── ROWS ──
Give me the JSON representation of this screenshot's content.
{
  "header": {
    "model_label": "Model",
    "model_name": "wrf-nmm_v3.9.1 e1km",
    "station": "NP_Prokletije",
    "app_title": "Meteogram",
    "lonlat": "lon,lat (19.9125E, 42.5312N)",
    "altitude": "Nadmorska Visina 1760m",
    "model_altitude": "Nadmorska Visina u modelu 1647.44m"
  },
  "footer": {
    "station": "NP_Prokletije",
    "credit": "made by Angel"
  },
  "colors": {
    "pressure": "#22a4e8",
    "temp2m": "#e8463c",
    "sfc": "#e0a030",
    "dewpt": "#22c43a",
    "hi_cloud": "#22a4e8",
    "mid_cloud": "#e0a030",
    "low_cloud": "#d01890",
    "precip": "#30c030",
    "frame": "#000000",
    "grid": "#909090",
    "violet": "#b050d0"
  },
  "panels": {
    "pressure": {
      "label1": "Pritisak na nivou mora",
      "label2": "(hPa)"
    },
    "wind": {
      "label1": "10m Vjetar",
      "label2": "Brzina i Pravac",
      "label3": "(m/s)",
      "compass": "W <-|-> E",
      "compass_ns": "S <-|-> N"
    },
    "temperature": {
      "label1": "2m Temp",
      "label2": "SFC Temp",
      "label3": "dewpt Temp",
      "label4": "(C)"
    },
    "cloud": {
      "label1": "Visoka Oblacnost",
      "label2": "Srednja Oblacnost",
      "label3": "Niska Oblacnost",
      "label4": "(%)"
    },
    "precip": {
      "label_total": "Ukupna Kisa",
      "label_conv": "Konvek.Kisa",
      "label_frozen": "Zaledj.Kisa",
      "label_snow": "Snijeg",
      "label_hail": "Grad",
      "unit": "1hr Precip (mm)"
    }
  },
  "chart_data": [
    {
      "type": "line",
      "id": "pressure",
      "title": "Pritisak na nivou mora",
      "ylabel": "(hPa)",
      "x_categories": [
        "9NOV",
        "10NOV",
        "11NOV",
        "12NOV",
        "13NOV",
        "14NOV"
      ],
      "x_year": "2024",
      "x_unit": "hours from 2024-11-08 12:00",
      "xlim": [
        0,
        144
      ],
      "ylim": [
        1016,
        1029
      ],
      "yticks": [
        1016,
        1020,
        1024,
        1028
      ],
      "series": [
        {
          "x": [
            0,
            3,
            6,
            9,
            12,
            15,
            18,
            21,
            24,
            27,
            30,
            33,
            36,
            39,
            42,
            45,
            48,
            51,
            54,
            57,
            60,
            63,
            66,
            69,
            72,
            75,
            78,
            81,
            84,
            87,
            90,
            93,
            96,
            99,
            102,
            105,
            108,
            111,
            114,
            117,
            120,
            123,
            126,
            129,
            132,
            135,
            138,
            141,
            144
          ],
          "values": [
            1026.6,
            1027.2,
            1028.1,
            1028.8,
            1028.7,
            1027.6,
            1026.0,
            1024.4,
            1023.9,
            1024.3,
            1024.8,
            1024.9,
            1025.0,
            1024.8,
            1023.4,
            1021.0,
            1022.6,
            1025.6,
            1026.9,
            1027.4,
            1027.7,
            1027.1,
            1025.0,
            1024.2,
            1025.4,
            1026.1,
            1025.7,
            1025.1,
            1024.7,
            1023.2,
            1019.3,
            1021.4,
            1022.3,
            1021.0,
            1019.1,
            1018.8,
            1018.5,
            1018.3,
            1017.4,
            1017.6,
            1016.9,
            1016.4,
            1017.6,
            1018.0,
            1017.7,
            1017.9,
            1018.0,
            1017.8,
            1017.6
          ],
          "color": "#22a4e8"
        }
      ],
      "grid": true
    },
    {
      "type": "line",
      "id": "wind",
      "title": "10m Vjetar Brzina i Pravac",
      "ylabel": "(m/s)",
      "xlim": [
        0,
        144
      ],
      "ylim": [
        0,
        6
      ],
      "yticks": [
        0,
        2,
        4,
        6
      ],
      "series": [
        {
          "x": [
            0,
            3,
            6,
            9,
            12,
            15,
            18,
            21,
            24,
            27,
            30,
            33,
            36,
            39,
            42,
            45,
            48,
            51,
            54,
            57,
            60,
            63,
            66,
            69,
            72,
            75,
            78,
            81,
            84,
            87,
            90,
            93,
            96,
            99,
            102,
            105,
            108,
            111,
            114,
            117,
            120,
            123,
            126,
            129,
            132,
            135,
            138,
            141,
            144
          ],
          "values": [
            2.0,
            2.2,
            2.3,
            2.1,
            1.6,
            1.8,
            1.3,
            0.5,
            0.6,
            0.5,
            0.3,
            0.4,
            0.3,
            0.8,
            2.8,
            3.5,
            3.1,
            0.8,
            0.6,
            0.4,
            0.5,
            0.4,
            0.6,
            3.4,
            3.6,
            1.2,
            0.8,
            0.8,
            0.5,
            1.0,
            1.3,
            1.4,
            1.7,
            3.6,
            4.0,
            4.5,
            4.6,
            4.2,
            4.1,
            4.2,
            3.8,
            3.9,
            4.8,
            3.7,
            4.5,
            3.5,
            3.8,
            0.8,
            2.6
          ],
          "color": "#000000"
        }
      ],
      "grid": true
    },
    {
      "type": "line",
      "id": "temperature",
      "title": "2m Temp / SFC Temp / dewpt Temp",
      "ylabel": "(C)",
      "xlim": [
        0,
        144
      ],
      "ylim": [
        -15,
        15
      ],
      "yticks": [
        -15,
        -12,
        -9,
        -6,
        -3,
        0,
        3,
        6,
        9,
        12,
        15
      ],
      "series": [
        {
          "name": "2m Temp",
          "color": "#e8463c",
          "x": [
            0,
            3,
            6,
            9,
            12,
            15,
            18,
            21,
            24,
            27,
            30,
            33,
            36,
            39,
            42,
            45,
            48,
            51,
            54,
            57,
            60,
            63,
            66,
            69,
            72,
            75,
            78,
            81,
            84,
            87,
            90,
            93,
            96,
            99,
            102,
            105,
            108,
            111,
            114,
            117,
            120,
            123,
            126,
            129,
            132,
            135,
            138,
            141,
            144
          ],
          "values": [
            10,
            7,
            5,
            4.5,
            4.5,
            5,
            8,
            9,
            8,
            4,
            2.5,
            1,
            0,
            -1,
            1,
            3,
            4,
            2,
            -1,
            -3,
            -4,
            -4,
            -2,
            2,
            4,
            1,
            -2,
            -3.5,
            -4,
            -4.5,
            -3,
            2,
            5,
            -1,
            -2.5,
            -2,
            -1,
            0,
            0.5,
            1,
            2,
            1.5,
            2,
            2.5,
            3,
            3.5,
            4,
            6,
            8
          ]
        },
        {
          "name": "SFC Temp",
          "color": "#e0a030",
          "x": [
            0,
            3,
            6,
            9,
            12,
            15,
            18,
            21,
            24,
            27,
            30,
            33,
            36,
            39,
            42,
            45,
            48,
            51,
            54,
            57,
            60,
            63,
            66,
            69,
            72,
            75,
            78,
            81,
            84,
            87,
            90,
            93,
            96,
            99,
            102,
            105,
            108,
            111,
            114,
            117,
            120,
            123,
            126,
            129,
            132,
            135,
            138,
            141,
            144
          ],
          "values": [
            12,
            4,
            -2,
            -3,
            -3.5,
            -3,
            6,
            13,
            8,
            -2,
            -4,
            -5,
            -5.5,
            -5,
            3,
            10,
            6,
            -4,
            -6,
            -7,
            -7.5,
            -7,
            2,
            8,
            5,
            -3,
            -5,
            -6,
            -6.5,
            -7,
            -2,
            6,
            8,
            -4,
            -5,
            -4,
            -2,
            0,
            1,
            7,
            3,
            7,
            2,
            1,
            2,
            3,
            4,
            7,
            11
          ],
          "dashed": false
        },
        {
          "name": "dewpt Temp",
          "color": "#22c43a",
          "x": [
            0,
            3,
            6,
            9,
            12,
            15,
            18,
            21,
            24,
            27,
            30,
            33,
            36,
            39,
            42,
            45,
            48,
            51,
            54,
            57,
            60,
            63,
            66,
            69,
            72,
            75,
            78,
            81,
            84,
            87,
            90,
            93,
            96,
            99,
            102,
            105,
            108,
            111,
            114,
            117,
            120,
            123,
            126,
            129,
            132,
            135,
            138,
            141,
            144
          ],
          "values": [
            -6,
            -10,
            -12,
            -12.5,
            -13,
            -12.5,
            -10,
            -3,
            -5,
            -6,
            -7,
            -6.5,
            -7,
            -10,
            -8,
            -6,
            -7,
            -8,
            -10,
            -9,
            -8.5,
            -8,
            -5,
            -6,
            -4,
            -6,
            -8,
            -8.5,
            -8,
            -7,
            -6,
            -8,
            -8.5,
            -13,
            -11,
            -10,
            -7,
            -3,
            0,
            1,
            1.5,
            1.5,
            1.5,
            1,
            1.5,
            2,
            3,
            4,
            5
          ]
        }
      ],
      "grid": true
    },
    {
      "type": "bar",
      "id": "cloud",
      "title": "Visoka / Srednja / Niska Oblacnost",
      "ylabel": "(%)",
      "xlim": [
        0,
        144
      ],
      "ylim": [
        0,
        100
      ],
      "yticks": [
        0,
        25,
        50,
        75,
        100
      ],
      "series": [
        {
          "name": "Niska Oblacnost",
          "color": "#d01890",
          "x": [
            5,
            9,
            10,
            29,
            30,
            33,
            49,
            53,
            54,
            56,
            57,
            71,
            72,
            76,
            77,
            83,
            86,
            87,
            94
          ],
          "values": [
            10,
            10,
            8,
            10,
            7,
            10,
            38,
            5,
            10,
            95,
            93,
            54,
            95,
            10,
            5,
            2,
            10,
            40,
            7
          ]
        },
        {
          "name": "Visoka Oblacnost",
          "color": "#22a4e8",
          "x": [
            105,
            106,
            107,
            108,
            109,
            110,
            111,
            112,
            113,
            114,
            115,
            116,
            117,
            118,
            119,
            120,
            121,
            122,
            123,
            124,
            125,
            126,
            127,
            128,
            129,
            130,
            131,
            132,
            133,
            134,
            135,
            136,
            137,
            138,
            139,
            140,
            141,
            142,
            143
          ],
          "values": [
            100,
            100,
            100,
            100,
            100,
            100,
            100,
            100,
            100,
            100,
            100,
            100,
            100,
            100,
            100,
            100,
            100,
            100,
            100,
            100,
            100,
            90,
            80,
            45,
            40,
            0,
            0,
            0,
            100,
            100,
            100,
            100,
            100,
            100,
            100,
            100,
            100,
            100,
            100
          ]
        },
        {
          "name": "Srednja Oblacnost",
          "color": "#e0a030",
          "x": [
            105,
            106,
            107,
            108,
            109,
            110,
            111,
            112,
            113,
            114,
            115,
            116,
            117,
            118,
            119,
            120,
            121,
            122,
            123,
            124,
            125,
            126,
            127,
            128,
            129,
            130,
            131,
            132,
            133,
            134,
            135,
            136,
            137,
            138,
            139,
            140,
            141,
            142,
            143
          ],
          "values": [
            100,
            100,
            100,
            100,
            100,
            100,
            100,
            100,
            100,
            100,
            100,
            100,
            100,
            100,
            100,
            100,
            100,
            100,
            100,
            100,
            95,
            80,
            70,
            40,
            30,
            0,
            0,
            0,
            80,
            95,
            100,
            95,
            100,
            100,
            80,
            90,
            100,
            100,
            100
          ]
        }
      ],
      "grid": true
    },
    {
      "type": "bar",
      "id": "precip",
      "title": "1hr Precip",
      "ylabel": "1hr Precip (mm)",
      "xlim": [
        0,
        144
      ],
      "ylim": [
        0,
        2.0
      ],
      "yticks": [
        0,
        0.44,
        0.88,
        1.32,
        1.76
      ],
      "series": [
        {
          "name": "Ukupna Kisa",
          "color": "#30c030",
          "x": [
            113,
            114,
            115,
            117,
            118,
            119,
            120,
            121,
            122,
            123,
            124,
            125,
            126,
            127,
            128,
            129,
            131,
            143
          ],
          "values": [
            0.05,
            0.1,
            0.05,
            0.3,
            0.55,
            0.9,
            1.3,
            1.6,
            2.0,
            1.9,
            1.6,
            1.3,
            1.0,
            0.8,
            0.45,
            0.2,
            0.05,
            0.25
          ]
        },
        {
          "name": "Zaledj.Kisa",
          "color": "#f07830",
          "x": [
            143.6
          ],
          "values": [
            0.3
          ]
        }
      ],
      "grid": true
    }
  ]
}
───
__TASK TO COMPLETE__
Copy each line above containing the string "pressure".

__EXERCISE RESPONSE__
    "pressure": "#22a4e8",
    "pressure": {
      "id": "pressure",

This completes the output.